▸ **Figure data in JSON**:

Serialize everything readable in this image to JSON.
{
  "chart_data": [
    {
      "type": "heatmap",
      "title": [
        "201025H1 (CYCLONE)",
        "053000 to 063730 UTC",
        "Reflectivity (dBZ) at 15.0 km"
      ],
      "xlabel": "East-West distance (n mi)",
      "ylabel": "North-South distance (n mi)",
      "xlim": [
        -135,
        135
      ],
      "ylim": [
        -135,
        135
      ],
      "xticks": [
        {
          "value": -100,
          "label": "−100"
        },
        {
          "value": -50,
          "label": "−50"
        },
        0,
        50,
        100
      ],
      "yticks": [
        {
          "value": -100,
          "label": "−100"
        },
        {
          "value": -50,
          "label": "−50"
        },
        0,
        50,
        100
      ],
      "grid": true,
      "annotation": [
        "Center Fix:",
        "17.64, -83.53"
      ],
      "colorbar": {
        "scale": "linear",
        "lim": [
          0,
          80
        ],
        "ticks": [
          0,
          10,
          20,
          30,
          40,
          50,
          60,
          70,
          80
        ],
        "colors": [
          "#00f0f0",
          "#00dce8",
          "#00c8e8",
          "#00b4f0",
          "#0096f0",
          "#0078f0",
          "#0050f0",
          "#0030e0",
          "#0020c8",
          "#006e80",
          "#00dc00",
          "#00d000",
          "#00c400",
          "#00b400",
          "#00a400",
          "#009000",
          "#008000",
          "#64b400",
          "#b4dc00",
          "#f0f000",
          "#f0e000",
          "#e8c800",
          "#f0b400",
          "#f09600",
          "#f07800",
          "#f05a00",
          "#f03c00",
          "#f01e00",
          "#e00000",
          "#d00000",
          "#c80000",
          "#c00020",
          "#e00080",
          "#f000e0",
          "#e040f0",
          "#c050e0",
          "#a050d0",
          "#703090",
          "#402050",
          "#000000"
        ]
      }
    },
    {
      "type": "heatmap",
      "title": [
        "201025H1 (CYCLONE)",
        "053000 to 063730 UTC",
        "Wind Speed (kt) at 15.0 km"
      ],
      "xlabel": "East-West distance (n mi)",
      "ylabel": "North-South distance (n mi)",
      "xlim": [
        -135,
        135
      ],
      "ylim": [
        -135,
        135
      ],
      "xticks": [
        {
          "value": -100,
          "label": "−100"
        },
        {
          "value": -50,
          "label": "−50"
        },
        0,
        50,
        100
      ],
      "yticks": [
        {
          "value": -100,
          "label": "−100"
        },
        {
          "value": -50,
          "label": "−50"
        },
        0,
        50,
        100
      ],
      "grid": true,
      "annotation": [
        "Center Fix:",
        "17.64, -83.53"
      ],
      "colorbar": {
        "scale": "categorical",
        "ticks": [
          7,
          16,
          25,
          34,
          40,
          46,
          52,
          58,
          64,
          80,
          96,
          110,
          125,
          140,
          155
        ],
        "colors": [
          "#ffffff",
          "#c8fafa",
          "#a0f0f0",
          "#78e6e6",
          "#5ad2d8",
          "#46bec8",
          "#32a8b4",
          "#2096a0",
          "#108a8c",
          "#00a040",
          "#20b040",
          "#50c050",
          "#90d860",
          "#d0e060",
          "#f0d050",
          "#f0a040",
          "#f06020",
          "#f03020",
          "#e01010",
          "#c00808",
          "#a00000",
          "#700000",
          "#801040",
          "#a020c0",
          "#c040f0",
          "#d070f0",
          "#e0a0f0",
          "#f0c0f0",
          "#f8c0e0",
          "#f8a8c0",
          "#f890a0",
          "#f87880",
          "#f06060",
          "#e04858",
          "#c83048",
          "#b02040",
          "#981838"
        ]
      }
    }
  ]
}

▸ **WHAT TO WORK ON**: Copy every line exactly. Leave nothing out.

▸ **SOLUTION TO THE EXERCISE**:
Serialize everything readable in this image to JSON.
{
  "chart_data": [
    {
      "type": "heatmap",
      "title": [
        "201025H1 (CYCLONE)",
        "053000 to 063730 UTC",
        "Reflectivity (dBZ) at 15.0 km"
      ],
      "xlabel": "East-West distance (n mi)",
      "ylabel": "North-South distance (n mi)",
      "xlim": [
        -135,
        135
      ],
      "ylim": [
        -135,
        135
      ],
      "xticks": [
        {
          "value": -100,
          "label": "−100"
        },
        {
          "value": -50,
          "label": "−50"
        },
        0,
        50,
        100
      ],
      "yticks": [
        {
          "value": -100,
          "label": "−100"
        },
        {
          "value": -50,
          "label": "−50"
        },
        0,
        50,
        100
      ],
      "grid": true,
      "annotation": [
        "Center Fix:",
        "17.64, -83.53"
      ],
      "colorbar": {
        "scale": "linear",
        "lim": [
          0,
          80
        ],
        "ticks": [
          0,
          10,
          20,
          30,
          40,
          50,
          60,
          70,
          80
        ],
        "colors": [
          "#00f0f0",
          "#00dce8",
          "#00c8e8",
          "#00b4f0",
          "#0096f0",
          "#0078f0",
          "#0050f0",
          "#0030e0",
          "#0020c8",
          "#006e80",
          "#00dc00",
          "#00d000",
          "#00c400",
          "#00b400",
          "#00a400",
          "#009000",
          "#008000",
          "#64b400",
          "#b4dc00",
          "#f0f000",
          "#f0e000",
          "#e8c800",
          "#f0b400",
          "#f09600",
          "#f07800",
          "#f05a00",
          "#f03c00",
          "#f01e00",
          "#e00000",
          "#d00000",
          "#c80000",
          "#c00020",
          "#e00080",
          "#f000e0",
          "#e040f0",
          "#c050e0",
          "#a050d0",
          "#703090",
          "#402050",
          "#000000"
        ]
      }
    },
    {
      "type": "heatmap",
      "title": [
        "201025H1 (CYCLONE)",
        "053000 to 063730 UTC",
        "Wind Speed (kt) at 15.0 km"
      ],
      "xlabel": "East-West distance (n mi)",
      "ylabel": "North-South distance (n mi)",
      "xlim": [
        -135,
        135
      ],
      "ylim": [
        -135,
        135
      ],
      "xticks": [
        {
          "value": -100,
          "label": "−100"
        },
        {
          "value": -50,
          "label": "−50"
        },
        0,
        50,
        100
      ],
      "yticks": [
        {
          "value": -100,
          "label": "−100"
        },
        {
          "value": -50,
          "label": "−50"
        },
        0,
        50,
        100
      ],
      "grid": true,
      "annotation": [
        "Center Fix:",
        "17.64, -83.53"
      ],
      "colorbar": {
        "scale": "categorical",
        "ticks": [
          7,
          16,
          25,
          34,
          40,
          46,
          52,
          58,
          64,
          80,
          96,
          110,
          125,
          140,
          155
        ],
        "colors": [
          "#ffffff",
          "#c8fafa",
          "#a0f0f0",
          "#78e6e6",
          "#5ad2d8",
          "#46bec8",
          "#32a8b4",
          "#2096a0",
          "#108a8c",
          "#00a040",
          "#20b040",
          "#50c050",
          "#90d860",
          "#d0e060",
          "#f0d050",
          "#f0a040",
          "#f06020",
          "#f03020",
          "#e01010",
          "#c00808",
          "#a00000",
          "#700000",
          "#801040",
          "#a020c0",
          "#c040f0",
          "#d070f0",
          "#e0a0f0",
          "#f0c0f0",
          "#f8c0e0",
          "#f8a8c0",
          "#f890a0",
          "#f87880",
          "#f06060",
          "#e04858",
          "#c83048",
          "#b02040",
          "#981838"
        ]
      }
    }
  ]
}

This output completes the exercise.